[WHAT TO PRODUCE]: Collect all lines below with the string "которые".

==============================

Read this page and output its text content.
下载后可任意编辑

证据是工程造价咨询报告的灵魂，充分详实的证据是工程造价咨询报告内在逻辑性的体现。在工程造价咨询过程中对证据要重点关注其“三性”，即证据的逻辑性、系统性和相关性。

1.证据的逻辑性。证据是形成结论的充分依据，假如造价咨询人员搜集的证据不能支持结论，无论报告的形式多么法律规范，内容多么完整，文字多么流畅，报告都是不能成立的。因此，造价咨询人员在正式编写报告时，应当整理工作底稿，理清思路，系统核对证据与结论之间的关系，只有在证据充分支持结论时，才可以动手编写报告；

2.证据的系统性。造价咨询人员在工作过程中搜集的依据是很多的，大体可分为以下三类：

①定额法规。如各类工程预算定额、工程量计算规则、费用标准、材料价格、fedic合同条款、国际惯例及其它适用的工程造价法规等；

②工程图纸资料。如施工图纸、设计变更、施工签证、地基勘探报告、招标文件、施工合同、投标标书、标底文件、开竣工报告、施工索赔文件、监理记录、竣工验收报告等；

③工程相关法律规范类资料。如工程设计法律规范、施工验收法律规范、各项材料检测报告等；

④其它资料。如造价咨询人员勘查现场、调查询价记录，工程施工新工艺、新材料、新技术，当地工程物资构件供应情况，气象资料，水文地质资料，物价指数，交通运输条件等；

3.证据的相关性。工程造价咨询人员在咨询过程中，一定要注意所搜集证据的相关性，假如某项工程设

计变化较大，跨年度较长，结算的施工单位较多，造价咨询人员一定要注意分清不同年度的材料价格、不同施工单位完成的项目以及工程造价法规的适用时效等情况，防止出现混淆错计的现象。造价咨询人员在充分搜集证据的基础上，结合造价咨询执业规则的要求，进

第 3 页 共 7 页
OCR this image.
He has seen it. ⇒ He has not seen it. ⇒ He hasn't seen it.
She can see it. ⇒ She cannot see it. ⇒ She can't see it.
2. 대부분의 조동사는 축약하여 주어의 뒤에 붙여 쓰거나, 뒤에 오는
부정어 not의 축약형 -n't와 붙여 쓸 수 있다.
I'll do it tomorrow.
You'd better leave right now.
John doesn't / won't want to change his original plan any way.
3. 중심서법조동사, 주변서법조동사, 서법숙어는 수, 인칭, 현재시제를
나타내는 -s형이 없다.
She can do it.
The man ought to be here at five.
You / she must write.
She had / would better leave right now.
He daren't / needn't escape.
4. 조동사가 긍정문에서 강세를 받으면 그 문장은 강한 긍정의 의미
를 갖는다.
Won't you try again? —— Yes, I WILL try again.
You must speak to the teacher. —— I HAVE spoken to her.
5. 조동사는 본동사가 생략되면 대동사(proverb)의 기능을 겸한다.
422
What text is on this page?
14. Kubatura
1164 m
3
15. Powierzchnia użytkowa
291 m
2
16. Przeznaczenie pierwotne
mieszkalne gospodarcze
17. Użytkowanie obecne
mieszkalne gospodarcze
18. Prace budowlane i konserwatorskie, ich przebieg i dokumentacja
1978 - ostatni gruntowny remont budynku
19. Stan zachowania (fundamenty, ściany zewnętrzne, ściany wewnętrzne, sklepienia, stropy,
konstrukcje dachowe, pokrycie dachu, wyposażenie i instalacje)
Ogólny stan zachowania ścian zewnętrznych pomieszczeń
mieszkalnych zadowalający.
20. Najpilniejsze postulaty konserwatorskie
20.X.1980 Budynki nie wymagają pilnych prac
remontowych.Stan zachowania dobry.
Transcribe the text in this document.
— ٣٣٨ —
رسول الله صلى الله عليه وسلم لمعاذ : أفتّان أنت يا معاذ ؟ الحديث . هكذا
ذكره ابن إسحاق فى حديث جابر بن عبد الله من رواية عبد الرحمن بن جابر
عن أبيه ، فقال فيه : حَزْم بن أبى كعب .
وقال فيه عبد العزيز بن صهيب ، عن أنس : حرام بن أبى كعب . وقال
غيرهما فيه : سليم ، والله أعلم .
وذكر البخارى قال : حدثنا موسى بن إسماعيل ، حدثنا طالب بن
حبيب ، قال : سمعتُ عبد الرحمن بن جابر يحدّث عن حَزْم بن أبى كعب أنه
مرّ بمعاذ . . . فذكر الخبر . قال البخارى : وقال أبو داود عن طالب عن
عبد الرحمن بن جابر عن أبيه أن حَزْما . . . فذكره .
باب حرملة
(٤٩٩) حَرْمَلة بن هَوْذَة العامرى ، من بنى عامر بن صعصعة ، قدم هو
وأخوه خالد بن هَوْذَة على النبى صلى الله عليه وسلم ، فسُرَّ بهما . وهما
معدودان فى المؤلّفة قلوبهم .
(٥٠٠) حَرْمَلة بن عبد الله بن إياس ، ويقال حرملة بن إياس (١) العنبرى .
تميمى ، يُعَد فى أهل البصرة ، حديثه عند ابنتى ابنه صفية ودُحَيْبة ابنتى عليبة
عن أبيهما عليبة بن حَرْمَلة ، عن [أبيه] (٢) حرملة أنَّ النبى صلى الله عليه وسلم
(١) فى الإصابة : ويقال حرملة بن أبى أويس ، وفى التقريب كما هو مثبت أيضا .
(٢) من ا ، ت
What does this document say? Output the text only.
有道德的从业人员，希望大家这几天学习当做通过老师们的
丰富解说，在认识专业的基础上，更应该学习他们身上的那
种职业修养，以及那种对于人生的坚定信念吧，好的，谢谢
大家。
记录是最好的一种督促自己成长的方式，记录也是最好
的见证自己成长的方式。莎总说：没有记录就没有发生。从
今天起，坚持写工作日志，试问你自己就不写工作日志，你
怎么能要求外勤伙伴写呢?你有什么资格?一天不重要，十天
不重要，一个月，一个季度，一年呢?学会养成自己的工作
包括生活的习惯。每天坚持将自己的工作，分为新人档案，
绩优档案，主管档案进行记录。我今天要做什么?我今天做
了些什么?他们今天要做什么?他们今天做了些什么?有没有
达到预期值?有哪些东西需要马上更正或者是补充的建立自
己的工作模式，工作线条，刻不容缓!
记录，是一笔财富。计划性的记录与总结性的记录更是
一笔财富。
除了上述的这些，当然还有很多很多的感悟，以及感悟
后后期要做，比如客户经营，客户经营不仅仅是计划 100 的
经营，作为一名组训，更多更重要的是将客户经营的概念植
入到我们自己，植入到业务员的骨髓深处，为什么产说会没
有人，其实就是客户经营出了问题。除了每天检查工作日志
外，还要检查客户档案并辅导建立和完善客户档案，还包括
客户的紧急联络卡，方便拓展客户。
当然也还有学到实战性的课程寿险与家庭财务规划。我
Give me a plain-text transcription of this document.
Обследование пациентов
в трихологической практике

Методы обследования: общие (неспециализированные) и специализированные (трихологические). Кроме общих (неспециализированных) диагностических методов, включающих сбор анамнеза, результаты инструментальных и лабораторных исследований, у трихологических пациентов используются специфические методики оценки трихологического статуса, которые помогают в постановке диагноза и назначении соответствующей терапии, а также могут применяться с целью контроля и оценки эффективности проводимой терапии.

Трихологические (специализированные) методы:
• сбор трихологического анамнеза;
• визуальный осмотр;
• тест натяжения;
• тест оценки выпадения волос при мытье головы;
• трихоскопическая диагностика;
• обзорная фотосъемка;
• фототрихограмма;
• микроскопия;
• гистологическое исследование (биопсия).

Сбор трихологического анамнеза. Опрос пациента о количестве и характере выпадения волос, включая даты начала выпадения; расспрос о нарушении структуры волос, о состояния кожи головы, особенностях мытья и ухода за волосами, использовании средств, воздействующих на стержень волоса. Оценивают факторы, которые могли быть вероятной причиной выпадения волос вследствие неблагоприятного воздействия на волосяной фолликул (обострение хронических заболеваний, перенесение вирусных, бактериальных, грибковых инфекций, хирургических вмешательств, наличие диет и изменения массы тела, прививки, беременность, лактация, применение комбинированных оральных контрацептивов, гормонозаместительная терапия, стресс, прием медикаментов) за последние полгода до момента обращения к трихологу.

==============================

[EXPECTED ANSWER]:
Методы обследования: общие (неспециализированные) и специализированные (трихологические). Кроме общих (неспециализированных) диагностических методов, включающих сбор анамнеза, результаты инструментальных и лабораторных исследований, у трихологических пациентов используются специфические методики оценки трихологического статуса, которые помогают в постановке диагноза и назначении соответствующей терапии, а также могут применяться с целью контроля и оценки эффективности проводимой терапии.
Сбор трихологического анамнеза. Опрос пациента о количестве и характере выпадения волос, включая даты начала выпадения; расспрос о нарушении структуры волос, о состояния кожи головы, особенностях мытья и ухода за волосами, использовании средств, воздействующих на стержень волоса. Оценивают факторы, которые могли быть вероятной причиной выпадения волос вследствие неблагоприятного воздействия на волосяной фолликул (обострение хронических заболеваний, перенесение вирусных, бактериальных, грибковых инфекций, хирургических вмешательств, наличие диет и изменения массы тела, прививки, беременность, лактация, применение комбинированных оральных контрацептивов, гормонозаместительная терапия, стресс, прием медикаментов) за последние полгода до момента обращения к трихологу.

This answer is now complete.